[Entries from a dataset]

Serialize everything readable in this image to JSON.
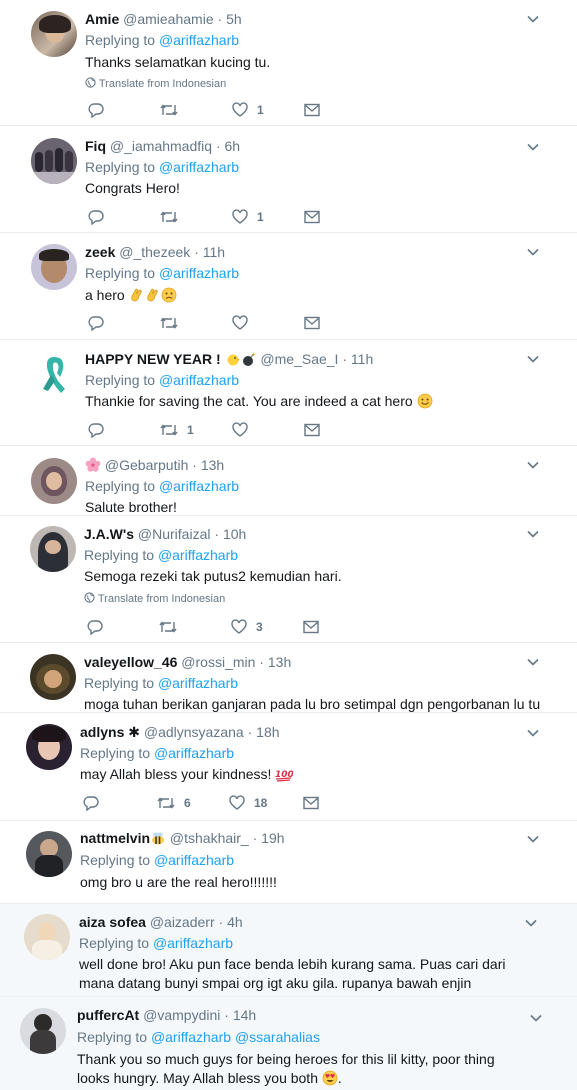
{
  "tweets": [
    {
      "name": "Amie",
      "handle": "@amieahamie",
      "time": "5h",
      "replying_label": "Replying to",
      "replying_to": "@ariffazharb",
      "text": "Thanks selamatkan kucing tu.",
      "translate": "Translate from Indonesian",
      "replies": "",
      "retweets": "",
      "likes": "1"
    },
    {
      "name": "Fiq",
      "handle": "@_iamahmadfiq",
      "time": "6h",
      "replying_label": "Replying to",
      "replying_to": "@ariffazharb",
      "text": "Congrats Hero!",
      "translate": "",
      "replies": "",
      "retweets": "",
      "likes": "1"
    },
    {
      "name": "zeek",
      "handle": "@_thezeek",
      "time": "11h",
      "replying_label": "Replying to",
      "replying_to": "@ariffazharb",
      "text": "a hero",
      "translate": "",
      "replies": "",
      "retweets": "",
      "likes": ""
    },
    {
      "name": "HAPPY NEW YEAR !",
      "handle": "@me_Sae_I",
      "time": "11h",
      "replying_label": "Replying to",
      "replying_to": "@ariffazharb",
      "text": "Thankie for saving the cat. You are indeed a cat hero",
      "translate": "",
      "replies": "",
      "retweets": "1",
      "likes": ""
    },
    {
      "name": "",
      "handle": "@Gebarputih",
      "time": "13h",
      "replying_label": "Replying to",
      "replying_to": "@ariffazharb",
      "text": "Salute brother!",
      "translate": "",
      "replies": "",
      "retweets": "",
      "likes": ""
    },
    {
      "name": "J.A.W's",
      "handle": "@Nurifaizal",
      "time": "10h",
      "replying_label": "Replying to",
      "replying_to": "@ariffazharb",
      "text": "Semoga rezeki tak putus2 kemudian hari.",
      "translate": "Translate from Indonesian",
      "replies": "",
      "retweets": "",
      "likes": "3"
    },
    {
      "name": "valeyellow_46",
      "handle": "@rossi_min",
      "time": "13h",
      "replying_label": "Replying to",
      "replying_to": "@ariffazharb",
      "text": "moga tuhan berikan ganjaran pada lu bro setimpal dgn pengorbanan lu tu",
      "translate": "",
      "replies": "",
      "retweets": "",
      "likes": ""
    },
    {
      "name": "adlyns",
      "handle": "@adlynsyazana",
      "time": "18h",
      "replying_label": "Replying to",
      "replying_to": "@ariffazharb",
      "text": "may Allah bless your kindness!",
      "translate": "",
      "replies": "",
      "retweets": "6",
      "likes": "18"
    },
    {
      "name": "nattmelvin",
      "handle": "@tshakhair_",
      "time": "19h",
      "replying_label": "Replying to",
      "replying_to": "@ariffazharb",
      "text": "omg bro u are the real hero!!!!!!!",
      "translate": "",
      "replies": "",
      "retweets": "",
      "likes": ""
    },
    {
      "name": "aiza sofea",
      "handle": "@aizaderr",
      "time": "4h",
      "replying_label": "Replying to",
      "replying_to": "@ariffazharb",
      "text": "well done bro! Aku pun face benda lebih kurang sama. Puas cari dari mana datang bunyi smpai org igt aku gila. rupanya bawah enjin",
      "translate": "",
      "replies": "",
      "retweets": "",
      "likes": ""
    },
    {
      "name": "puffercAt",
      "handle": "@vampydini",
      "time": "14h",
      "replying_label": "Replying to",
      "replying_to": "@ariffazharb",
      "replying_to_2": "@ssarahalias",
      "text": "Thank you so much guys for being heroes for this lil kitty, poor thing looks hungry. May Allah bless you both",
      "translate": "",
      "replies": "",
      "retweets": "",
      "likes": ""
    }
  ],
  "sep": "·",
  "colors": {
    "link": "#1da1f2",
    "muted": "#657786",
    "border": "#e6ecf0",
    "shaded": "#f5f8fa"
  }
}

_Problem to work on_: Repeat the records above verbatim, with no pictures in the result.

_Output for this exercise_:
Serialize everything readable in this image to JSON.
{
  "tweets": [
    {
      "name": "Amie",
      "handle": "@amieahamie",
      "time": "5h",
      "replying_label": "Replying to",
      "replying_to": "@ariffazharb",
      "text": "Thanks selamatkan kucing tu.",
      "translate": "Translate from Indonesian",
      "replies": "",
      "retweets": "",
      "likes": "1"
    },
    {
      "name": "Fiq",
      "handle": "@_iamahmadfiq",
      "time": "6h",
      "replying_label": "Replying to",
      "replying_to": "@ariffazharb",
      "text": "Congrats Hero!",
      "translate": "",
      "replies": "",
      "retweets": "",
      "likes": "1"
    },
    {
      "name": "zeek",
      "handle": "@_thezeek",
      "time": "11h",
      "replying_label": "Replying to",
      "replying_to": "@ariffazharb",
      "text": "a hero",
      "translate": "",
      "replies": "",
      "retweets": "",
      "likes": ""
    },
    {
      "name": "HAPPY NEW YEAR !",
      "handle": "@me_Sae_I",
      "time": "11h",
      "replying_label": "Replying to",
      "replying_to": "@ariffazharb",
      "text": "Thankie for saving the cat. You are indeed a cat hero",
      "translate": "",
      "replies": "",
      "retweets": "1",
      "likes": ""
    },
    {
      "name": "",
      "handle": "@Gebarputih",
      "time": "13h",
      "replying_label": "Replying to",
      "replying_to": "@ariffazharb",
      "text": "Salute brother!",
      "translate": "",
      "replies": "",
      "retweets": "",
      "likes": ""
    },
    {
      "name": "J.A.W's",
      "handle": "@Nurifaizal",
      "time": "10h",
      "replying_label": "Replying to",
      "replying_to": "@ariffazharb",
      "text": "Semoga rezeki tak putus2 kemudian hari.",
      "translate": "Translate from Indonesian",
      "replies": "",
      "retweets": "",
      "likes": "3"
    },
    {
      "name": "valeyellow_46",
      "handle": "@rossi_min",
      "time": "13h",
      "replying_label": "Replying to",
      "replying_to": "@ariffazharb",
      "text": "moga tuhan berikan ganjaran pada lu bro setimpal dgn pengorbanan lu tu",
      "translate": "",
      "replies": "",
      "retweets": "",
      "likes": ""
    },
    {
      "name": "adlyns",
      "handle": "@adlynsyazana",
      "time": "18h",
      "replying_label": "Replying to",
      "replying_to": "@ariffazharb",
      "text": "may Allah bless your kindness!",
      "translate": "",
      "replies": "",
      "retweets": "6",
      "likes": "18"
    },
    {
      "name": "nattmelvin",
      "handle": "@tshakhair_",
      "time": "19h",
      "replying_label": "Replying to",
      "replying_to": "@ariffazharb",
      "text": "omg bro u are the real hero!!!!!!!",
      "translate": "",
      "replies": "",
      "retweets": "",
      "likes": ""
    },
    {
      "name": "aiza sofea",
      "handle": "@aizaderr",
      "time": "4h",
      "replying_label": "Replying to",
      "replying_to": "@ariffazharb",
      "text": "well done bro! Aku pun face benda lebih kurang sama. Puas cari dari mana datang bunyi smpai org igt aku gila. rupanya bawah enjin",
      "translate": "",
      "replies": "",
      "retweets": "",
      "likes": ""
    },
    {
      "name": "puffercAt",
      "handle": "@vampydini",
      "time": "14h",
      "replying_label": "Replying to",
      "replying_to": "@ariffazharb",
      "replying_to_2": "@ssarahalias",
      "text": "Thank you so much guys for being heroes for this lil kitty, poor thing looks hungry. May Allah bless you both",
      "translate": "",
      "replies": "",
      "retweets": "",
      "likes": ""
    }
  ],
  "sep": "·",
  "colors": {
    "link": "#1da1f2",
    "muted": "#657786",
    "border": "#e6ecf0",
    "shaded": "#f5f8fa"
  }
}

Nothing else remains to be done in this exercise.